### Short exercise
Extract each line containing the string "JANEIRO".

──────────

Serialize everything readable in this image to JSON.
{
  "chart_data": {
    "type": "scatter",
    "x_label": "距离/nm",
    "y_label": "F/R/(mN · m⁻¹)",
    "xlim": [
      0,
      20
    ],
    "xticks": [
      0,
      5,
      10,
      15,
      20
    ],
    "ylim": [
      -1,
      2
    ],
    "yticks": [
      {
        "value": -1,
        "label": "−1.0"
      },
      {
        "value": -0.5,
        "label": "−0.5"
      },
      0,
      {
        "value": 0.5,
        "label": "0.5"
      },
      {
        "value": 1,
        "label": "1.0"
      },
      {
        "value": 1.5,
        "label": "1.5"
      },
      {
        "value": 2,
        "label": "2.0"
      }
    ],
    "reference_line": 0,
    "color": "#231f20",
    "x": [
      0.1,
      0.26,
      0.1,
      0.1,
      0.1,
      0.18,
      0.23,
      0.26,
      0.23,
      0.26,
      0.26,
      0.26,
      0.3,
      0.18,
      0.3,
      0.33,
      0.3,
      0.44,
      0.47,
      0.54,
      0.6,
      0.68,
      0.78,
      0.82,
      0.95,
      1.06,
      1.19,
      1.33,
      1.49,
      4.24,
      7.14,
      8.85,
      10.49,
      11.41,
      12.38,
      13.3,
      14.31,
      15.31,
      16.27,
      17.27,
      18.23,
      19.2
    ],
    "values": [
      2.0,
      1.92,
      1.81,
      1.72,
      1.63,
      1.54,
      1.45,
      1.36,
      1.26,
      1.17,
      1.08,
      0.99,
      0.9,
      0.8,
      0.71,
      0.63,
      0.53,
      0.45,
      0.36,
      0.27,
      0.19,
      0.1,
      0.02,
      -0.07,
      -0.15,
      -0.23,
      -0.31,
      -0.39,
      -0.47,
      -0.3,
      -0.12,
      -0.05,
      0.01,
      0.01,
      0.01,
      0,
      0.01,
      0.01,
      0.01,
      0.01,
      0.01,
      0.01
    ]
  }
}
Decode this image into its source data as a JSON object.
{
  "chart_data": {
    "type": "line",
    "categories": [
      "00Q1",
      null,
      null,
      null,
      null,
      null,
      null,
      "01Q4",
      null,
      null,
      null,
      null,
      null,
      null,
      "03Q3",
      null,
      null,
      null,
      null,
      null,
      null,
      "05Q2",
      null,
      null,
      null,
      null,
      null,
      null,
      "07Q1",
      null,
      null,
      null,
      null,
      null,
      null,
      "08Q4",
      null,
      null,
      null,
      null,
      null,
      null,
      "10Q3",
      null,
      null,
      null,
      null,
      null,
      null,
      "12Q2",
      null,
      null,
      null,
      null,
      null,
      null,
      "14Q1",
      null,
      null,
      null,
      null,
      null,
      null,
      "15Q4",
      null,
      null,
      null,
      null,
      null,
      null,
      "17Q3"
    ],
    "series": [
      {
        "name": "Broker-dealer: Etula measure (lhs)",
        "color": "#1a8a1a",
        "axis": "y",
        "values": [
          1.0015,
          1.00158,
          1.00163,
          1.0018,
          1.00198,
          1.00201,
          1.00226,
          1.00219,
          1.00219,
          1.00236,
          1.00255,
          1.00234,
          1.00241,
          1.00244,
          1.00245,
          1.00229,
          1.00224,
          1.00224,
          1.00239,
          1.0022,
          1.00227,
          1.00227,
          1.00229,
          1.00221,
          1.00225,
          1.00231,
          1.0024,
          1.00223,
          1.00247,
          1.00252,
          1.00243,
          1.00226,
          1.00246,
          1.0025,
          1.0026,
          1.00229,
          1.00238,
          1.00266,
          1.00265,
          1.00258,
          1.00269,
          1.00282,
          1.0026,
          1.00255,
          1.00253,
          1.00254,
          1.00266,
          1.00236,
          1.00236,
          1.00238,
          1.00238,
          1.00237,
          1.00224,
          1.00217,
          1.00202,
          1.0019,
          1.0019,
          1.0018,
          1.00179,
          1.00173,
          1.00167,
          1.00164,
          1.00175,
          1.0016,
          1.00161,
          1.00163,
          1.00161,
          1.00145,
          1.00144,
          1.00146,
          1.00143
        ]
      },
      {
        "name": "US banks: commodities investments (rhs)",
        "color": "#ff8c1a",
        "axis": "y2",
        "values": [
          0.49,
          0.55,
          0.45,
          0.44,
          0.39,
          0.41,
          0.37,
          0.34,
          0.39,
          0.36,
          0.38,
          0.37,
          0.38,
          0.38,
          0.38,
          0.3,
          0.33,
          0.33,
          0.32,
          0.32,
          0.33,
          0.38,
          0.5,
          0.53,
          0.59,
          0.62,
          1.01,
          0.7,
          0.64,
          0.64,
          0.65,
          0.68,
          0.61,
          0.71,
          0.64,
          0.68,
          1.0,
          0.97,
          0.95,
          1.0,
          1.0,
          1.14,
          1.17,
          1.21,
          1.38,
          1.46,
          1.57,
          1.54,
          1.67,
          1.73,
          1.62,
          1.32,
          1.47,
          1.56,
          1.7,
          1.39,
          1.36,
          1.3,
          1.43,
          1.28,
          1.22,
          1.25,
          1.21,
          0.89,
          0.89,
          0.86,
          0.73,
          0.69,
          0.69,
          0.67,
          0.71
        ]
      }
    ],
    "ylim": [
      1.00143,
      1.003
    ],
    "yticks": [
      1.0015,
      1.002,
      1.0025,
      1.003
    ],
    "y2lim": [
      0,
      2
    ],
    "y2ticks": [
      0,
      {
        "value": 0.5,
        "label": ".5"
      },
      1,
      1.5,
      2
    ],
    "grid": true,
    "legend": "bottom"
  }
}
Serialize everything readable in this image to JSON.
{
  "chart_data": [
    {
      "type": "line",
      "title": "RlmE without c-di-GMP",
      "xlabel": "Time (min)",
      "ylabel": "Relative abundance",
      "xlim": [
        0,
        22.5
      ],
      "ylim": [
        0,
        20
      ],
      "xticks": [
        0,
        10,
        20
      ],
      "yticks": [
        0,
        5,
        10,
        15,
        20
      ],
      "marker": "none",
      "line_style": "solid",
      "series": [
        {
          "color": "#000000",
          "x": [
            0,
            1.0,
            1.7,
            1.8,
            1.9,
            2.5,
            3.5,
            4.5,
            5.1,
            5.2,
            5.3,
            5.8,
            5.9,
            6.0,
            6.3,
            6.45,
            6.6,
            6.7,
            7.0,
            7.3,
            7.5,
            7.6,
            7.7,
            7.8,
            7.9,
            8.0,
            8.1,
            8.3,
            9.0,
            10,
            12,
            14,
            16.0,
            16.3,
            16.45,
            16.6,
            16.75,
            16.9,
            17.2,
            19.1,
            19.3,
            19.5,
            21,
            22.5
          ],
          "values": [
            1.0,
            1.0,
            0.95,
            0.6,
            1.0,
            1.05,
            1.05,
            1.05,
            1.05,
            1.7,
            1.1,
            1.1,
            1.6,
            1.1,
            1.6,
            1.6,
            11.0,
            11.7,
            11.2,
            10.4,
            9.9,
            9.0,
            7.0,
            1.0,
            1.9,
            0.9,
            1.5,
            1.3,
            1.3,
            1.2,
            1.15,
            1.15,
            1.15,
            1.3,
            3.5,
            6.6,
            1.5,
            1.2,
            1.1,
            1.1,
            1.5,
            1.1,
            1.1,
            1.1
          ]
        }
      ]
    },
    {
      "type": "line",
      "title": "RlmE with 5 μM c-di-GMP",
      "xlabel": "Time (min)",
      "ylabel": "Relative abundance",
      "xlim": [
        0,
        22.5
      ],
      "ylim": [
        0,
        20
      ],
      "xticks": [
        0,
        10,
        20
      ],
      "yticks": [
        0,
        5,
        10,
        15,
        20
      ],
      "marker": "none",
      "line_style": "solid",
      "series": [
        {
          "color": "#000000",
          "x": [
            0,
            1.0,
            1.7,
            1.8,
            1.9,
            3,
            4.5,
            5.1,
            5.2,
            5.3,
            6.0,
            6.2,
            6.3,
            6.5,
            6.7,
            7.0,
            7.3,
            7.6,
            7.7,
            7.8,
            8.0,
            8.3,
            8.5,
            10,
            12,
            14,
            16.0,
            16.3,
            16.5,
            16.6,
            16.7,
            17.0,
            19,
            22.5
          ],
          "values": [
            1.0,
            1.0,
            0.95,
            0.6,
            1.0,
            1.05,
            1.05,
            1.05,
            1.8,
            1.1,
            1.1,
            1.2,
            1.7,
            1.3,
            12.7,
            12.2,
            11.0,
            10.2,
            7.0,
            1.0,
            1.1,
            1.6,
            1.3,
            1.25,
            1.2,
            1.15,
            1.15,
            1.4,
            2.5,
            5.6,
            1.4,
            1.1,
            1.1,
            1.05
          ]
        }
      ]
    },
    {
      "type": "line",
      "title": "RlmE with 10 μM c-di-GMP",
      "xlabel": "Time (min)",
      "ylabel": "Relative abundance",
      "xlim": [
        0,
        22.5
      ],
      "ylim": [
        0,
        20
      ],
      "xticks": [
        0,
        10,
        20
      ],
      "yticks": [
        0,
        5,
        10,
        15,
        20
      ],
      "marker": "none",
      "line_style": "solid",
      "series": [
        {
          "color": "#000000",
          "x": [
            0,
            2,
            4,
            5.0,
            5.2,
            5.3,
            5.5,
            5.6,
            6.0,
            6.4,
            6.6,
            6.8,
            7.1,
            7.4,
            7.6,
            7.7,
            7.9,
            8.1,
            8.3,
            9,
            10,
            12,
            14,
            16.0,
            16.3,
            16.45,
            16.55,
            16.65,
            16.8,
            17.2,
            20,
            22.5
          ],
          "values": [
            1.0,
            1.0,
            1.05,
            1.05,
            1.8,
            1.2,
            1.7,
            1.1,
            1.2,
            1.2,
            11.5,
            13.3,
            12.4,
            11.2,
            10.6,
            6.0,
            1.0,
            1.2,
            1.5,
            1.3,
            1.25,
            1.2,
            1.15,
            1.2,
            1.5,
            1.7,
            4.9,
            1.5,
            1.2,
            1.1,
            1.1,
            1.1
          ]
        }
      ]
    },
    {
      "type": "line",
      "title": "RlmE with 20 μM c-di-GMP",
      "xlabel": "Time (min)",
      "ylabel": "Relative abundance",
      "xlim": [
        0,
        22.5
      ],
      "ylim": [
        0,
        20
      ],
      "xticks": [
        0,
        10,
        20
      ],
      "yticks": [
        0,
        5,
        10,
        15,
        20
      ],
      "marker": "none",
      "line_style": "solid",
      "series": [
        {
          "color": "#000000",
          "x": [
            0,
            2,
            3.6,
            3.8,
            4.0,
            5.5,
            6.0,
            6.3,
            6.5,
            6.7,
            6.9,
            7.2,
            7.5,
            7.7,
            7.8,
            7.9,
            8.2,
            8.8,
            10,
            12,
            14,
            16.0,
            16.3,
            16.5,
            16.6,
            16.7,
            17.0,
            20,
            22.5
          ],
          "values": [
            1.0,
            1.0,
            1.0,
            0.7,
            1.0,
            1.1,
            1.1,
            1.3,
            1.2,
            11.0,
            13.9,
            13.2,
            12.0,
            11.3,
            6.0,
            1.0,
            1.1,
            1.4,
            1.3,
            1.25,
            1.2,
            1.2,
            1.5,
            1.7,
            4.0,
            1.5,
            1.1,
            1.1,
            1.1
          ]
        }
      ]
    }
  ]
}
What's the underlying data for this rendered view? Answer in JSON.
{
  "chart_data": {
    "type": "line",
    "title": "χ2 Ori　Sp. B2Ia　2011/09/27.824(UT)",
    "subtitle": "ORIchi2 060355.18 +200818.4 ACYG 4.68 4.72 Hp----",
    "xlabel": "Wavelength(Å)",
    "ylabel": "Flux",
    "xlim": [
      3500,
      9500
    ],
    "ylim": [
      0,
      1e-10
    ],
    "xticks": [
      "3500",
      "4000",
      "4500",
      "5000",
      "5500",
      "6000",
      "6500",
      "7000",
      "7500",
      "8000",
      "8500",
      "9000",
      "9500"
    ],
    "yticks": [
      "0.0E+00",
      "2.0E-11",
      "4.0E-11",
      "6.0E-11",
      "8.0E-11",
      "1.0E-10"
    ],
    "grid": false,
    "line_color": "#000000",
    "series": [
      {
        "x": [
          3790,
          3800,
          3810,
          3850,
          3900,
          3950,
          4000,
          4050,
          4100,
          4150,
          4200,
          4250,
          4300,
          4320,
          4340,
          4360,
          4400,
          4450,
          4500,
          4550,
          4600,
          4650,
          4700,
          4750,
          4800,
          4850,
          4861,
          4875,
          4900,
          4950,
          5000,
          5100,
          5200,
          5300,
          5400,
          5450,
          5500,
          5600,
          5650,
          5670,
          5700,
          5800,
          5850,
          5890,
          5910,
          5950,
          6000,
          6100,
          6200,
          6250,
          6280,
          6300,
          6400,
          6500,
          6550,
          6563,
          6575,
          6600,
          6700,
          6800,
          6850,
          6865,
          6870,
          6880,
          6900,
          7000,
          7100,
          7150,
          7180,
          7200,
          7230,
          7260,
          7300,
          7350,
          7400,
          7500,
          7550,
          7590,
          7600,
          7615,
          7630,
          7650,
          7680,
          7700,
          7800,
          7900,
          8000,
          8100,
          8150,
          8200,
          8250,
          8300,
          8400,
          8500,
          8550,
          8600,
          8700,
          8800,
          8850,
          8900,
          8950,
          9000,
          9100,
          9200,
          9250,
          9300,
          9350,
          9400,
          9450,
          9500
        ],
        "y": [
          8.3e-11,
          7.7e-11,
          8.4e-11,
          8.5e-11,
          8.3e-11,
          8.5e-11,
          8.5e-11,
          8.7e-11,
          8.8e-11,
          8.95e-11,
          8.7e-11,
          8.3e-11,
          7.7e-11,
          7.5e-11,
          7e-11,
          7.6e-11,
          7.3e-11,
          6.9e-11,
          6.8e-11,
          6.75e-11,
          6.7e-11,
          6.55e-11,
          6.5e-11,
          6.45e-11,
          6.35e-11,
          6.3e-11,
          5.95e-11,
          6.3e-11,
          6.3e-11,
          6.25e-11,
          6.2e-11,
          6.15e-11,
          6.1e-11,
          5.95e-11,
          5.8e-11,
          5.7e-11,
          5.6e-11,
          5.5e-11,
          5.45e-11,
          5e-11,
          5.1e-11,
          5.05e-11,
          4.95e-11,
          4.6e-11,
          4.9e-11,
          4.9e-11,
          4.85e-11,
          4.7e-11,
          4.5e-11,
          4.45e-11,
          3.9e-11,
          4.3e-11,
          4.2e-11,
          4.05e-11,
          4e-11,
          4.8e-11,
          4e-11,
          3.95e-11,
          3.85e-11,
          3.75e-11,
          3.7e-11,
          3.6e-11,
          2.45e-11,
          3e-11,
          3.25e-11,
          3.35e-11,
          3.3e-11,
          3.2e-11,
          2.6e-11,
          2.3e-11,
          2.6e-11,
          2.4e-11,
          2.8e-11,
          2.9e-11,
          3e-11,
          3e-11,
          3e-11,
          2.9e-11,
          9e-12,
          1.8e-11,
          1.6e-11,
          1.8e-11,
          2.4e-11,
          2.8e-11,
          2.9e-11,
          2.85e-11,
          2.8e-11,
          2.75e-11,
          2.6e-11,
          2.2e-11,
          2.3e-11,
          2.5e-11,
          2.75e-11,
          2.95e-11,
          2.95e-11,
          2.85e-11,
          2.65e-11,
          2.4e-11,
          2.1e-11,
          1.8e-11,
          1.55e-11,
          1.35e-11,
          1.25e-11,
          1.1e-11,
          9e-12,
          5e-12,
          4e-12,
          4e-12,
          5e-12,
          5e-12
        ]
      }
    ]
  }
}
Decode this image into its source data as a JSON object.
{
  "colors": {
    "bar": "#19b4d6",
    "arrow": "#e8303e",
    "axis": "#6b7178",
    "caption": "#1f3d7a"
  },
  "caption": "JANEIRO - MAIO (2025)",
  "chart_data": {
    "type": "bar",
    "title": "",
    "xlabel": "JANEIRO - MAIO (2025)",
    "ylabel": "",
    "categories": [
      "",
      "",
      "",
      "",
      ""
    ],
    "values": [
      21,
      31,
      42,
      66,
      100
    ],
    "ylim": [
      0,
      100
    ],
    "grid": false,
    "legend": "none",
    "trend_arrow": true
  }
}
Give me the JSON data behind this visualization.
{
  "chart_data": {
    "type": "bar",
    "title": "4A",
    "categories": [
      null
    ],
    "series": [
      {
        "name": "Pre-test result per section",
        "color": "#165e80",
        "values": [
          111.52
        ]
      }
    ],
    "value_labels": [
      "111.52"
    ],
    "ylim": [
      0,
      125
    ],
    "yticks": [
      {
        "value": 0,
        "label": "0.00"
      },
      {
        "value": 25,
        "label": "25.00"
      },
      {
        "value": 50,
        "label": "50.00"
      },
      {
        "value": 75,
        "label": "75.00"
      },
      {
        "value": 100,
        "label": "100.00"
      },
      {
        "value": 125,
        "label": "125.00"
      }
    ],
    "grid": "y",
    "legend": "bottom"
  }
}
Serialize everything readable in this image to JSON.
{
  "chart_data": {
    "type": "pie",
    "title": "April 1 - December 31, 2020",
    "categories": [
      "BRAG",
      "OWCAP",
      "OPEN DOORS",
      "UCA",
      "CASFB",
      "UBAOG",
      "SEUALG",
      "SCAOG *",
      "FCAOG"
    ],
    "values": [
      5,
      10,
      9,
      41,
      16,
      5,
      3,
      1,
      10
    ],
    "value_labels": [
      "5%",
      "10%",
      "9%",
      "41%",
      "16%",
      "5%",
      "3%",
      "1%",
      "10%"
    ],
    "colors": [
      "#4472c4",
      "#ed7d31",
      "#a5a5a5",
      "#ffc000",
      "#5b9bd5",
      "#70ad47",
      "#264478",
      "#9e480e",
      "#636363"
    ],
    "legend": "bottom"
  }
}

──────────

### Full solution
  "caption": "JANEIRO - MAIO (2025)",
    "xlabel": "JANEIRO - MAIO (2025)",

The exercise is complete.